Records that describe figures:

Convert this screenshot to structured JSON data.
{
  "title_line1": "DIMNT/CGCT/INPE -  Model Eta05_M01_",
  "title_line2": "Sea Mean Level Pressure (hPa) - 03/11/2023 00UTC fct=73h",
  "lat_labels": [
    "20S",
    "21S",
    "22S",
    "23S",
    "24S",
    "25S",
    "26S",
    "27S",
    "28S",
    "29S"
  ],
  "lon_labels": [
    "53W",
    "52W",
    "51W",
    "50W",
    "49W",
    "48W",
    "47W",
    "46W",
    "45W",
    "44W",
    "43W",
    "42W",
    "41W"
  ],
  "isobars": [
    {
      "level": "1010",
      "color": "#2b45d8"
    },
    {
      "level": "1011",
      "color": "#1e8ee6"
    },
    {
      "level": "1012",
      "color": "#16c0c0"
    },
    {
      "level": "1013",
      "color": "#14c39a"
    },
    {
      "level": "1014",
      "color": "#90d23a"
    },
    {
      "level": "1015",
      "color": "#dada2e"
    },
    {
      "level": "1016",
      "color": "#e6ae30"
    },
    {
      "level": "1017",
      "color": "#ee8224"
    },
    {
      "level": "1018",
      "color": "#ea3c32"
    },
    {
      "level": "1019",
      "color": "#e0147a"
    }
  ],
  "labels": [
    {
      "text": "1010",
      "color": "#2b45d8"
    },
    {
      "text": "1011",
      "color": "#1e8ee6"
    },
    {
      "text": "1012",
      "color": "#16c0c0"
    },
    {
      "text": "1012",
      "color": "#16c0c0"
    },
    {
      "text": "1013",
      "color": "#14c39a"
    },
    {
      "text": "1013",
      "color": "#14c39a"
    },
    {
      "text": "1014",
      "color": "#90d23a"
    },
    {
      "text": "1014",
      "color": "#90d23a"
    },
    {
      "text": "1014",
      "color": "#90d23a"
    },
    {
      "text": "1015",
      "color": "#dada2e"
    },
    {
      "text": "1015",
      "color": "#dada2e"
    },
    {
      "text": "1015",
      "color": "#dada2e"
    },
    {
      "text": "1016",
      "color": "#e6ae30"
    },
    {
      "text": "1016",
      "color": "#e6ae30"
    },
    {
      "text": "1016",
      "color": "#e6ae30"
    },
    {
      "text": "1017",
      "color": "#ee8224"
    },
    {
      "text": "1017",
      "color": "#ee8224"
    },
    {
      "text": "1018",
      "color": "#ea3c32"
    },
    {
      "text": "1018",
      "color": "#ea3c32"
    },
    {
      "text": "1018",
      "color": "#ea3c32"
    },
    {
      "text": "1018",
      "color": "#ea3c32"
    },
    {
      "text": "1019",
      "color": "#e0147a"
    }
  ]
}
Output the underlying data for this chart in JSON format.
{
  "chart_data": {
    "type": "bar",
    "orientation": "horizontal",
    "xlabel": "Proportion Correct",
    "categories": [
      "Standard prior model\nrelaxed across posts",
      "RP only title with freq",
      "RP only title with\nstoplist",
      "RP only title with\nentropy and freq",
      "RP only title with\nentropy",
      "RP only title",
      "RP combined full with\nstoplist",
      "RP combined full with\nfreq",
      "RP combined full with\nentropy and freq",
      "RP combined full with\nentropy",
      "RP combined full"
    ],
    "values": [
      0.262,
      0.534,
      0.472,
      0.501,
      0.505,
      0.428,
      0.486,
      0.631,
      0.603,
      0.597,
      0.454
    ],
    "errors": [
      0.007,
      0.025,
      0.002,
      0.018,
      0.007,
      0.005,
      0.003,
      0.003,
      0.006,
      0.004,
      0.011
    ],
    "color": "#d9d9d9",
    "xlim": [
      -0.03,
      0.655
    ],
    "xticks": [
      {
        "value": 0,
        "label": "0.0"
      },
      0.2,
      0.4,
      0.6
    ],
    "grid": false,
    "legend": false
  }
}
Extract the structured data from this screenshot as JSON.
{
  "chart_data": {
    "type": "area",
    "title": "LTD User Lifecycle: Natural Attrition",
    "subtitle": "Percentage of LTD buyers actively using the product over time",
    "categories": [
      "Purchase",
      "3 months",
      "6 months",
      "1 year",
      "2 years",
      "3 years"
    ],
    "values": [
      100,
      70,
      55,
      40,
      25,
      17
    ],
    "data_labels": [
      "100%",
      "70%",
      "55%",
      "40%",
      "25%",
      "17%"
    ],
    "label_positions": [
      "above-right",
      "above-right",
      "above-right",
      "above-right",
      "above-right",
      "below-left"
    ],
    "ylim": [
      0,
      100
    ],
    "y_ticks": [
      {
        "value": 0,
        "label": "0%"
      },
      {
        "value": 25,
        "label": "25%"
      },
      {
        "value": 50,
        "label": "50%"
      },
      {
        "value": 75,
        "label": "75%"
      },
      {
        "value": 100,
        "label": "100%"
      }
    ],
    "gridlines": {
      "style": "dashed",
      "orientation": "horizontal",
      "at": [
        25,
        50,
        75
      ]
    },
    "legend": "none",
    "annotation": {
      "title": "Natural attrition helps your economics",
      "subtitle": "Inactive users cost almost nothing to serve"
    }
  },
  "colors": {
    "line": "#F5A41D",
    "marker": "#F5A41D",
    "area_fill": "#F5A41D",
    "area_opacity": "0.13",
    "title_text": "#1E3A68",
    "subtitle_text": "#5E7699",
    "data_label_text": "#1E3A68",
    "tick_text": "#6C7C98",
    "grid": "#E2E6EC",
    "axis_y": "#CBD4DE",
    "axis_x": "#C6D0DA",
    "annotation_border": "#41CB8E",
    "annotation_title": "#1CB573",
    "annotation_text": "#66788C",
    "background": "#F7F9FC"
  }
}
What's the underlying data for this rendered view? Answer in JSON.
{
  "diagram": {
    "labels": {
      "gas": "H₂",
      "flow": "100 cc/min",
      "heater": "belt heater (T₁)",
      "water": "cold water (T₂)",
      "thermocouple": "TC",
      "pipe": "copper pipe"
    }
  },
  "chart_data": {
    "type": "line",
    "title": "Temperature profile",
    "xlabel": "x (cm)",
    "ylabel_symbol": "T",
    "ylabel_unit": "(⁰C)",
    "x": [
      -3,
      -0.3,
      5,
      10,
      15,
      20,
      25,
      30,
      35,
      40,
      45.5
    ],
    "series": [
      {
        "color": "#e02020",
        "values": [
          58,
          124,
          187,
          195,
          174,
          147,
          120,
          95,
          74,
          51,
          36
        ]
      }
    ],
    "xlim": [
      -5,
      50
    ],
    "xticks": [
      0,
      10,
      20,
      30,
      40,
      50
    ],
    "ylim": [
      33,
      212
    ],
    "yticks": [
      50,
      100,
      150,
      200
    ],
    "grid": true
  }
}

Task details: Retype the entries one by one, exactly.

Finished answer:
Convert this screenshot to structured JSON data.
{
  "title_line1": "DIMNT/CGCT/INPE -  Model Eta05_M01_",
  "title_line2": "Sea Mean Level Pressure (hPa) - 03/11/2023 00UTC fct=73h",
  "lat_labels": [
    "20S",
    "21S",
    "22S",
    "23S",
    "24S",
    "25S",
    "26S",
    "27S",
    "28S",
    "29S"
  ],
  "lon_labels": [
    "53W",
    "52W",
    "51W",
    "50W",
    "49W",
    "48W",
    "47W",
    "46W",
    "45W",
    "44W",
    "43W",
    "42W",
    "41W"
  ],
  "isobars": [
    {
      "level": "1010",
      "color": "#2b45d8"
    },
    {
      "level": "1011",
      "color": "#1e8ee6"
    },
    {
      "level": "1012",
      "color": "#16c0c0"
    },
    {
      "level": "1013",
      "color": "#14c39a"
    },
    {
      "level": "1014",
      "color": "#90d23a"
    },
    {
      "level": "1015",
      "color": "#dada2e"
    },
    {
      "level": "1016",
      "color": "#e6ae30"
    },
    {
      "level": "1017",
      "color": "#ee8224"
    },
    {
      "level": "1018",
      "color": "#ea3c32"
    },
    {
      "level": "1019",
      "color": "#e0147a"
    }
  ],
  "labels": [
    {
      "text": "1010",
      "color": "#2b45d8"
    },
    {
      "text": "1011",
      "color": "#1e8ee6"
    },
    {
      "text": "1012",
      "color": "#16c0c0"
    },
    {
      "text": "1012",
      "color": "#16c0c0"
    },
    {
      "text": "1013",
      "color": "#14c39a"
    },
    {
      "text": "1013",
      "color": "#14c39a"
    },
    {
      "text": "1014",
      "color": "#90d23a"
    },
    {
      "text": "1014",
      "color": "#90d23a"
    },
    {
      "text": "1014",
      "color": "#90d23a"
    },
    {
      "text": "1015",
      "color": "#dada2e"
    },
    {
      "text": "1015",
      "color": "#dada2e"
    },
    {
      "text": "1015",
      "color": "#dada2e"
    },
    {
      "text": "1016",
      "color": "#e6ae30"
    },
    {
      "text": "1016",
      "color": "#e6ae30"
    },
    {
      "text": "1016",
      "color": "#e6ae30"
    },
    {
      "text": "1017",
      "color": "#ee8224"
    },
    {
      "text": "1017",
      "color": "#ee8224"
    },
    {
      "text": "1018",
      "color": "#ea3c32"
    },
    {
      "text": "1018",
      "color": "#ea3c32"
    },
    {
      "text": "1018",
      "color": "#ea3c32"
    },
    {
      "text": "1018",
      "color": "#ea3c32"
    },
    {
      "text": "1019",
      "color": "#e0147a"
    }
  ]
}
Output the underlying data for this chart in JSON format.
{
  "chart_data": {
    "type": "bar",
    "orientation": "horizontal",
    "xlabel": "Proportion Correct",
    "categories": [
      "Standard prior model\nrelaxed across posts",
      "RP only title with freq",
      "RP only title with\nstoplist",
      "RP only title with\nentropy and freq",
      "RP only title with\nentropy",
      "RP only title",
      "RP combined full with\nstoplist",
      "RP combined full with\nfreq",
      "RP combined full with\nentropy and freq",
      "RP combined full with\nentropy",
      "RP combined full"
    ],
    "values": [
      0.262,
      0.534,
      0.472,
      0.501,
      0.505,
      0.428,
      0.486,
      0.631,
      0.603,
      0.597,
      0.454
    ],
    "errors": [
      0.007,
      0.025,
      0.002,
      0.018,
      0.007,
      0.005,
      0.003,
      0.003,
      0.006,
      0.004,
      0.011
    ],
    "color": "#d9d9d9",
    "xlim": [
      -0.03,
      0.655
    ],
    "xticks": [
      {
        "value": 0,
        "label": "0.0"
      },
      0.2,
      0.4,
      0.6
    ],
    "grid": false,
    "legend": false
  }
}
Extract the structured data from this screenshot as JSON.
{
  "chart_data": {
    "type": "area",
    "title": "LTD User Lifecycle: Natural Attrition",
    "subtitle": "Percentage of LTD buyers actively using the product over time",
    "categories": [
      "Purchase",
      "3 months",
      "6 months",
      "1 year",
      "2 years",
      "3 years"
    ],
    "values": [
      100,
      70,
      55,
      40,
      25,
      17
    ],
    "data_labels": [
      "100%",
      "70%",
      "55%",
      "40%",
      "25%",
      "17%"
    ],
    "label_positions": [
      "above-right",
      "above-right",
      "above-right",
      "above-right",
      "above-right",
      "below-left"
    ],
    "ylim": [
      0,
      100
    ],
    "y_ticks": [
      {
        "value": 0,
        "label": "0%"
      },
      {
        "value": 25,
        "label": "25%"
      },
      {
        "value": 50,
        "label": "50%"
      },
      {
        "value": 75,
        "label": "75%"
      },
      {
        "value": 100,
        "label": "100%"
      }
    ],
    "gridlines": {
      "style": "dashed",
      "orientation": "horizontal",
      "at": [
        25,
        50,
        75
      ]
    },
    "legend": "none",
    "annotation": {
      "title": "Natural attrition helps your economics",
      "subtitle": "Inactive users cost almost nothing to serve"
    }
  },
  "colors": {
    "line": "#F5A41D",
    "marker": "#F5A41D",
    "area_fill": "#F5A41D",
    "area_opacity": "0.13",
    "title_text": "#1E3A68",
    "subtitle_text": "#5E7699",
    "data_label_text": "#1E3A68",
    "tick_text": "#6C7C98",
    "grid": "#E2E6EC",
    "axis_y": "#CBD4DE",
    "axis_x": "#C6D0DA",
    "annotation_border": "#41CB8E",
    "annotation_title": "#1CB573",
    "annotation_text": "#66788C",
    "background": "#F7F9FC"
  }
}
What's the underlying data for this rendered view? Answer in JSON.
{
  "diagram": {
    "labels": {
      "gas": "H₂",
      "flow": "100 cc/min",
      "heater": "belt heater (T₁)",
      "water": "cold water (T₂)",
      "thermocouple": "TC",
      "pipe": "copper pipe"
    }
  },
  "chart_data": {
    "type": "line",
    "title": "Temperature profile",
    "xlabel": "x (cm)",
    "ylabel_symbol": "T",
    "ylabel_unit": "(⁰C)",
    "x": [
      -3,
      -0.3,
      5,
      10,
      15,
      20,
      25,
      30,
      35,
      40,
      45.5
    ],
    "series": [
      {
        "color": "#e02020",
        "values": [
          58,
          124,
          187,
          195,
          174,
          147,
          120,
          95,
          74,
          51,
          36
        ]
      }
    ],
    "xlim": [
      -5,
      50
    ],
    "xticks": [
      0,
      10,
      20,
      30,
      40,
      50
    ],
    "ylim": [
      33,
      212
    ],
    "yticks": [
      50,
      100,
      150,
      200
    ],
    "grid": true
  }
}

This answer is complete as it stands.